§ Required work
Pictures within the data are to be left out; everything else must be reproduced exactly.

** begin Raw data **

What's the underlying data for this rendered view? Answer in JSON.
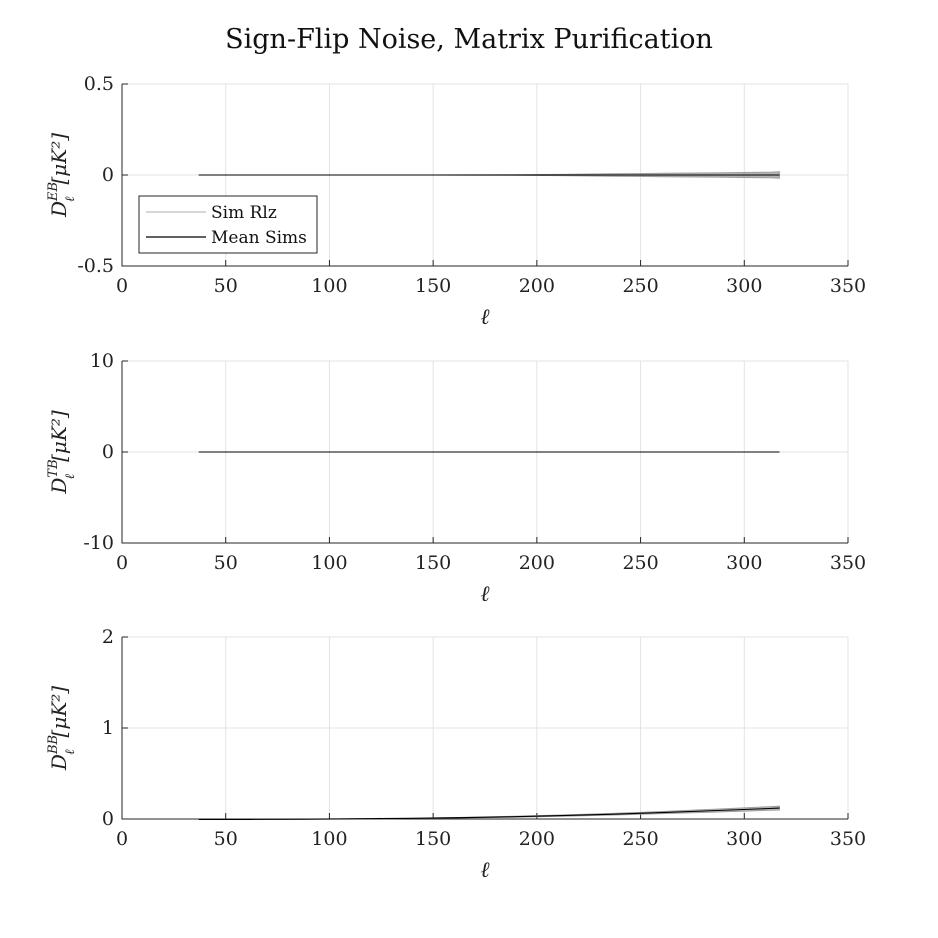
{
  "title": "Sign-Flip Noise, Matrix Purification",
  "legend": {
    "items": [
      {
        "label": "Sim Rlz",
        "color": "#bdbdbd"
      },
      {
        "label": "Mean Sims",
        "color": "#000000"
      }
    ]
  },
  "colors": {
    "realization": "#9a9a9a",
    "mean": "#000000",
    "axis": "#262626",
    "grid": "#e3e3e3"
  },
  "chart_data": [
    {
      "type": "line",
      "ylabel_main": "D",
      "ylabel_sup": "EB",
      "ylabel_sub": "ℓ",
      "ylabel_unit": "[μK²]",
      "xlabel": "ℓ",
      "xlim": [
        0,
        350
      ],
      "ylim": [
        -0.5,
        0.5
      ],
      "xticks": [
        "0",
        "50",
        "100",
        "150",
        "200",
        "250",
        "300",
        "350"
      ],
      "yticks": [
        "-0.5",
        "0",
        "0.5"
      ],
      "grid": true,
      "legend_position": "lower-left",
      "x": [
        37,
        62,
        87,
        112,
        137,
        162,
        187,
        212,
        237,
        262,
        287,
        312,
        317
      ],
      "series": [
        {
          "name": "Mean Sims",
          "values": [
            0,
            0,
            0,
            0,
            0,
            0,
            0,
            0,
            0,
            0,
            0,
            0,
            0
          ]
        }
      ],
      "band": {
        "name": "Sim Rlz",
        "lower": [
          0,
          0,
          0,
          0,
          0,
          -0.001,
          -0.002,
          -0.004,
          -0.007,
          -0.01,
          -0.012,
          -0.016,
          -0.018
        ],
        "upper": [
          0,
          0,
          0,
          0,
          0,
          0.001,
          0.002,
          0.004,
          0.007,
          0.01,
          0.012,
          0.016,
          0.018
        ]
      }
    },
    {
      "type": "line",
      "ylabel_main": "D",
      "ylabel_sup": "TB",
      "ylabel_sub": "ℓ",
      "ylabel_unit": "[μK²]",
      "xlabel": "ℓ",
      "xlim": [
        0,
        350
      ],
      "ylim": [
        -10,
        10
      ],
      "xticks": [
        "0",
        "50",
        "100",
        "150",
        "200",
        "250",
        "300",
        "350"
      ],
      "yticks": [
        "-10",
        "0",
        "10"
      ],
      "grid": true,
      "x": [
        37,
        62,
        87,
        112,
        137,
        162,
        187,
        212,
        237,
        262,
        287,
        312,
        317
      ],
      "series": [
        {
          "name": "Mean Sims",
          "values": [
            0,
            0,
            0,
            0,
            0,
            0,
            0,
            0,
            0,
            0,
            0,
            0,
            0
          ]
        }
      ],
      "band": {
        "name": "Sim Rlz",
        "lower": [
          0,
          0,
          0,
          0,
          0,
          0,
          0,
          0,
          0,
          0,
          0,
          0,
          0
        ],
        "upper": [
          0,
          0,
          0,
          0,
          0,
          0,
          0,
          0,
          0,
          0,
          0,
          0,
          0
        ]
      }
    },
    {
      "type": "line",
      "ylabel_main": "D",
      "ylabel_sup": "BB",
      "ylabel_sub": "ℓ",
      "ylabel_unit": "[μK²]",
      "xlabel": "ℓ",
      "xlim": [
        0,
        350
      ],
      "ylim": [
        0,
        2
      ],
      "xticks": [
        "0",
        "50",
        "100",
        "150",
        "200",
        "250",
        "300",
        "350"
      ],
      "yticks": [
        "0",
        "1",
        "2"
      ],
      "grid": true,
      "x": [
        37,
        62,
        87,
        112,
        137,
        162,
        187,
        212,
        237,
        262,
        287,
        312,
        317
      ],
      "series": [
        {
          "name": "Mean Sims",
          "values": [
            -0.005,
            -0.004,
            -0.002,
            0.002,
            0.007,
            0.014,
            0.024,
            0.037,
            0.053,
            0.072,
            0.093,
            0.115,
            0.12
          ]
        }
      ],
      "band": {
        "name": "Sim Rlz",
        "lower": [
          -0.006,
          -0.005,
          -0.003,
          0.0,
          0.004,
          0.01,
          0.018,
          0.029,
          0.043,
          0.059,
          0.076,
          0.094,
          0.098
        ],
        "upper": [
          -0.004,
          -0.003,
          -0.001,
          0.004,
          0.01,
          0.018,
          0.03,
          0.045,
          0.063,
          0.085,
          0.11,
          0.136,
          0.142
        ]
      }
    }
  ]
}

** end Raw data **

§ Final answer
What's the underlying data for this rendered view? Answer in JSON.
{
  "title": "Sign-Flip Noise, Matrix Purification",
  "legend": {
    "items": [
      {
        "label": "Sim Rlz",
        "color": "#bdbdbd"
      },
      {
        "label": "Mean Sims",
        "color": "#000000"
      }
    ]
  },
  "colors": {
    "realization": "#9a9a9a",
    "mean": "#000000",
    "axis": "#262626",
    "grid": "#e3e3e3"
  },
  "chart_data": [
    {
      "type": "line",
      "ylabel_main": "D",
      "ylabel_sup": "EB",
      "ylabel_sub": "ℓ",
      "ylabel_unit": "[μK²]",
      "xlabel": "ℓ",
      "xlim": [
        0,
        350
      ],
      "ylim": [
        -0.5,
        0.5
      ],
      "xticks": [
        "0",
        "50",
        "100",
        "150",
        "200",
        "250",
        "300",
        "350"
      ],
      "yticks": [
        "-0.5",
        "0",
        "0.5"
      ],
      "grid": true,
      "legend_position": "lower-left",
      "x": [
        37,
        62,
        87,
        112,
        137,
        162,
        187,
        212,
        237,
        262,
        287,
        312,
        317
      ],
      "series": [
        {
          "name": "Mean Sims",
          "values": [
            0,
            0,
            0,
            0,
            0,
            0,
            0,
            0,
            0,
            0,
            0,
            0,
            0
          ]
        }
      ],
      "band": {
        "name": "Sim Rlz",
        "lower": [
          0,
          0,
          0,
          0,
          0,
          -0.001,
          -0.002,
          -0.004,
          -0.007,
          -0.01,
          -0.012,
          -0.016,
          -0.018
        ],
        "upper": [
          0,
          0,
          0,
          0,
          0,
          0.001,
          0.002,
          0.004,
          0.007,
          0.01,
          0.012,
          0.016,
          0.018
        ]
      }
    },
    {
      "type": "line",
      "ylabel_main": "D",
      "ylabel_sup": "TB",
      "ylabel_sub": "ℓ",
      "ylabel_unit": "[μK²]",
      "xlabel": "ℓ",
      "xlim": [
        0,
        350
      ],
      "ylim": [
        -10,
        10
      ],
      "xticks": [
        "0",
        "50",
        "100",
        "150",
        "200",
        "250",
        "300",
        "350"
      ],
      "yticks": [
        "-10",
        "0",
        "10"
      ],
      "grid": true,
      "x": [
        37,
        62,
        87,
        112,
        137,
        162,
        187,
        212,
        237,
        262,
        287,
        312,
        317
      ],
      "series": [
        {
          "name": "Mean Sims",
          "values": [
            0,
            0,
            0,
            0,
            0,
            0,
            0,
            0,
            0,
            0,
            0,
            0,
            0
          ]
        }
      ],
      "band": {
        "name": "Sim Rlz",
        "lower": [
          0,
          0,
          0,
          0,
          0,
          0,
          0,
          0,
          0,
          0,
          0,
          0,
          0
        ],
        "upper": [
          0,
          0,
          0,
          0,
          0,
          0,
          0,
          0,
          0,
          0,
          0,
          0,
          0
        ]
      }
    },
    {
      "type": "line",
      "ylabel_main": "D",
      "ylabel_sup": "BB",
      "ylabel_sub": "ℓ",
      "ylabel_unit": "[μK²]",
      "xlabel": "ℓ",
      "xlim": [
        0,
        350
      ],
      "ylim": [
        0,
        2
      ],
      "xticks": [
        "0",
        "50",
        "100",
        "150",
        "200",
        "250",
        "300",
        "350"
      ],
      "yticks": [
        "0",
        "1",
        "2"
      ],
      "grid": true,
      "x": [
        37,
        62,
        87,
        112,
        137,
        162,
        187,
        212,
        237,
        262,
        287,
        312,
        317
      ],
      "series": [
        {
          "name": "Mean Sims",
          "values": [
            -0.005,
            -0.004,
            -0.002,
            0.002,
            0.007,
            0.014,
            0.024,
            0.037,
            0.053,
            0.072,
            0.093,
            0.115,
            0.12
          ]
        }
      ],
      "band": {
        "name": "Sim Rlz",
        "lower": [
          -0.006,
          -0.005,
          -0.003,
          0.0,
          0.004,
          0.01,
          0.018,
          0.029,
          0.043,
          0.059,
          0.076,
          0.094,
          0.098
        ],
        "upper": [
          -0.004,
          -0.003,
          -0.001,
          0.004,
          0.01,
          0.018,
          0.03,
          0.045,
          0.063,
          0.085,
          0.11,
          0.136,
          0.142
        ]
      }
    }
  ]
}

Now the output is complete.